# Requirements
Set down, without alteration, the lines from the one that contains "Extract the structured" through the final line of the material below.

## Begin Information given

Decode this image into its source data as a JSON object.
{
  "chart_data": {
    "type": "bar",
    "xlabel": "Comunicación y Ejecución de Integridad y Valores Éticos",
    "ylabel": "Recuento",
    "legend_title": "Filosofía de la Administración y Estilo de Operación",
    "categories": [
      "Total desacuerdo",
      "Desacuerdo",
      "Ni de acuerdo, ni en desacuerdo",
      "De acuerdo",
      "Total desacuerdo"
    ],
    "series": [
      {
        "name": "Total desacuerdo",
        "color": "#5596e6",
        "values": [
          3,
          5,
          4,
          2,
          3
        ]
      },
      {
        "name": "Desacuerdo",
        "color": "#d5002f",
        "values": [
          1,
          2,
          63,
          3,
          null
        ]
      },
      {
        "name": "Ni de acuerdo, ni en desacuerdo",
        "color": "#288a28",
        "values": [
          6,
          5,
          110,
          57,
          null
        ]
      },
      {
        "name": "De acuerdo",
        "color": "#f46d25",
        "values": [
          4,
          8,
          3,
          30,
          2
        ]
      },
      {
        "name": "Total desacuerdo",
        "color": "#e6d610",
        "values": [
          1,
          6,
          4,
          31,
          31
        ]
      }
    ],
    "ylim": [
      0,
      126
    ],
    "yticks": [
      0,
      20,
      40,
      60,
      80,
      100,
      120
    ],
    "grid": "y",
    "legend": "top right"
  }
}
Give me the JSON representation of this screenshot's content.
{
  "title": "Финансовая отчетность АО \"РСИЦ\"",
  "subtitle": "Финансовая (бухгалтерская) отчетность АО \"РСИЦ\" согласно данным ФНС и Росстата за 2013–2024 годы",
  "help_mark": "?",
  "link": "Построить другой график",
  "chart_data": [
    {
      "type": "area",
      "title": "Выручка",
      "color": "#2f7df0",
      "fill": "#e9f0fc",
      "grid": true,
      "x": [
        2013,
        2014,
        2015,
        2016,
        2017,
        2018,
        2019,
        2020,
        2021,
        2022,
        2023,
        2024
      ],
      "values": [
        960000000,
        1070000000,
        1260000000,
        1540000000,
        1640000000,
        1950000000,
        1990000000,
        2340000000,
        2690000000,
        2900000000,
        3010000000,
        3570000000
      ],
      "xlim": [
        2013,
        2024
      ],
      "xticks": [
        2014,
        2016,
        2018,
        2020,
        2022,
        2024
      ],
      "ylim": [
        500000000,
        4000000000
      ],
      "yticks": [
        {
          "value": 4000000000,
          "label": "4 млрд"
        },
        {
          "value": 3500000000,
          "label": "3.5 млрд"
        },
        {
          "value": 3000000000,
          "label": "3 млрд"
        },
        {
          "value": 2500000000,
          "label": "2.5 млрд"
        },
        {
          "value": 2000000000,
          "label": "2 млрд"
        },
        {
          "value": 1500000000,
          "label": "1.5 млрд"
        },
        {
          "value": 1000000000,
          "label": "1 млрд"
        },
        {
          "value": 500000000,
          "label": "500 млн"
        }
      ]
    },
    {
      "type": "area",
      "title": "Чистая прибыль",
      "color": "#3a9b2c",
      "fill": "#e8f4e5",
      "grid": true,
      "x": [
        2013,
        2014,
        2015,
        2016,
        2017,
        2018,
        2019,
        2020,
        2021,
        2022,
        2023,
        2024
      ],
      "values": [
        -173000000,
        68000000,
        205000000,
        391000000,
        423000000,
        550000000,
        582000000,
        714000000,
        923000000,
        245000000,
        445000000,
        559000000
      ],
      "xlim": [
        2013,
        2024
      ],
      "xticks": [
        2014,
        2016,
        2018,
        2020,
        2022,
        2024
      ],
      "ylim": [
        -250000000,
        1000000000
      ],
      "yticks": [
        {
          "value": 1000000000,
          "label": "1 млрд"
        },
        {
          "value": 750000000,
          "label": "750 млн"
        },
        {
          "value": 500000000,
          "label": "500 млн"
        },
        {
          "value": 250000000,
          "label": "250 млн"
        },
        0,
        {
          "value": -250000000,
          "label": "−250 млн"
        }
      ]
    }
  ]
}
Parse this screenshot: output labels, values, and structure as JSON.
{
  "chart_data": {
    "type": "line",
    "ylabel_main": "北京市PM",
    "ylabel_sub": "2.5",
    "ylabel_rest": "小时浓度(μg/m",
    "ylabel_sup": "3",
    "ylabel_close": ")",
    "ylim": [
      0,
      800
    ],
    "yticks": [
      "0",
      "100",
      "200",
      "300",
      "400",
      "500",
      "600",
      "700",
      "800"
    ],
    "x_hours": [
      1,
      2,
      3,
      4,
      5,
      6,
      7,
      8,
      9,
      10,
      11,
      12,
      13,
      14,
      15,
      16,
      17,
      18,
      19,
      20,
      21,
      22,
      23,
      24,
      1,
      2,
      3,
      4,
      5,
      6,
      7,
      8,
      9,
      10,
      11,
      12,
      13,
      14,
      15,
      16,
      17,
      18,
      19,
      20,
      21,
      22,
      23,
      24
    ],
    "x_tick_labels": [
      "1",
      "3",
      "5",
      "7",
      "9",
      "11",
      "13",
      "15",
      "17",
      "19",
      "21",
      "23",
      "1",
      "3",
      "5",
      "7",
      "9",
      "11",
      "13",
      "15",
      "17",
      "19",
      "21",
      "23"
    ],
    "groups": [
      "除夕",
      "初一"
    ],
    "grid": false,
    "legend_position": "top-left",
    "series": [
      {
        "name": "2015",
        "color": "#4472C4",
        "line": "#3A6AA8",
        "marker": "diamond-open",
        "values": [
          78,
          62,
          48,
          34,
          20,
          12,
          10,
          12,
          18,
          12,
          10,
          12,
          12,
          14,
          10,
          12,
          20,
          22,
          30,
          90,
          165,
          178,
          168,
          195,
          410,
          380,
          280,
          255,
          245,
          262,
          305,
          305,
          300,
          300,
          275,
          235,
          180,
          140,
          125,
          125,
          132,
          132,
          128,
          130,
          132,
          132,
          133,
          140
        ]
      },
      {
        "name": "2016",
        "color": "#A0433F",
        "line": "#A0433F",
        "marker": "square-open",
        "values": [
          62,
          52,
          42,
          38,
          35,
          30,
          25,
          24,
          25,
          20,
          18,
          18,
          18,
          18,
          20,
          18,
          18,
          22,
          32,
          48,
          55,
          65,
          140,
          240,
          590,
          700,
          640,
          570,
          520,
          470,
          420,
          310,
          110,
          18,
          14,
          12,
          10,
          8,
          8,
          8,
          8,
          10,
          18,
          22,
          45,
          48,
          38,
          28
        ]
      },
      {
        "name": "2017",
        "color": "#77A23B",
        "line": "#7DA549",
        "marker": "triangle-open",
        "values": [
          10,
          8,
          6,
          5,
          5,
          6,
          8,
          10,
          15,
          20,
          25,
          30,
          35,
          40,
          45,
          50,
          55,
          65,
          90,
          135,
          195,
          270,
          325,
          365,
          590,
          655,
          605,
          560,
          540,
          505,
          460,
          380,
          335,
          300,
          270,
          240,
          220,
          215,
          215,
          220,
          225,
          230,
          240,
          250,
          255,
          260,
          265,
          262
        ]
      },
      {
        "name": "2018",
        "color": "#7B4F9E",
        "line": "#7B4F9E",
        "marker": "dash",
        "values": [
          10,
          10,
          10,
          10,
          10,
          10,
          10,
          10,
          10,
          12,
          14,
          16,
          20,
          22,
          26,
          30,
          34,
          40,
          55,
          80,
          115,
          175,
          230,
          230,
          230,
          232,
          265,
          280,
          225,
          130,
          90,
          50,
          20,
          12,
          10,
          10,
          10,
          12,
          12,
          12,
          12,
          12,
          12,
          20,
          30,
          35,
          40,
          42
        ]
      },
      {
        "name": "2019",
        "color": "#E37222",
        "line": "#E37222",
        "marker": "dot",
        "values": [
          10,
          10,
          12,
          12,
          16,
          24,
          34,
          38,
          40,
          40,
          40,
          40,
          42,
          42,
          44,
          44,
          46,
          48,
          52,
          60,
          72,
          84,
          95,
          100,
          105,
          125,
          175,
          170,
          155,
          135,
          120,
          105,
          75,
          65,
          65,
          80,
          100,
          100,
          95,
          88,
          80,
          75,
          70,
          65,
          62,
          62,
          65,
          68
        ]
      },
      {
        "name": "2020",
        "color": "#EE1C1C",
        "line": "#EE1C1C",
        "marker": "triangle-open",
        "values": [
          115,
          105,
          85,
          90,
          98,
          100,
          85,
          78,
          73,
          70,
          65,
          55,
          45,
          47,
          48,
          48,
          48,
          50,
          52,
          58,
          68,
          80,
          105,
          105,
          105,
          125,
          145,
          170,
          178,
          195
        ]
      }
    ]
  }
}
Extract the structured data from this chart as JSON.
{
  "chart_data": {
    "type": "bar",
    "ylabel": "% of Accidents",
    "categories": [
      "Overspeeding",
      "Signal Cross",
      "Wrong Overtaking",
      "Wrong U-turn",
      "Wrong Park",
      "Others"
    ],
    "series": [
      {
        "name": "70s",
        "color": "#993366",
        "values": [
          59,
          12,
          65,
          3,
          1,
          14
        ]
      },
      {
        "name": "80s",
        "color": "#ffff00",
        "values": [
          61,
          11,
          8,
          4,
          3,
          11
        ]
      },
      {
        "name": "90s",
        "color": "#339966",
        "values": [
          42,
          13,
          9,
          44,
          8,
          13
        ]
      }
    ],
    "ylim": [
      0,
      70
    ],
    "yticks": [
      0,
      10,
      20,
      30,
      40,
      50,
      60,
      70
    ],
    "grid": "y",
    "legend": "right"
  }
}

## End Information given

# Correct answer
Extract the structured data from this chart as JSON.
{
  "chart_data": {
    "type": "bar",
    "ylabel": "% of Accidents",
    "categories": [
      "Overspeeding",
      "Signal Cross",
      "Wrong Overtaking",
      "Wrong U-turn",
      "Wrong Park",
      "Others"
    ],
    "series": [
      {
        "name": "70s",
        "color": "#993366",
        "values": [
          59,
          12,
          65,
          3,
          1,
          14
        ]
      },
      {
        "name": "80s",
        "color": "#ffff00",
        "values": [
          61,
          11,
          8,
          4,
          3,
          11
        ]
      },
      {
        "name": "90s",
        "color": "#339966",
        "values": [
          42,
          13,
          9,
          44,
          8,
          13
        ]
      }
    ],
    "ylim": [
      0,
      70
    ],
    "yticks": [
      0,
      10,
      20,
      30,
      40,
      50,
      60,
      70
    ],
    "grid": "y",
    "legend": "right"
  }
}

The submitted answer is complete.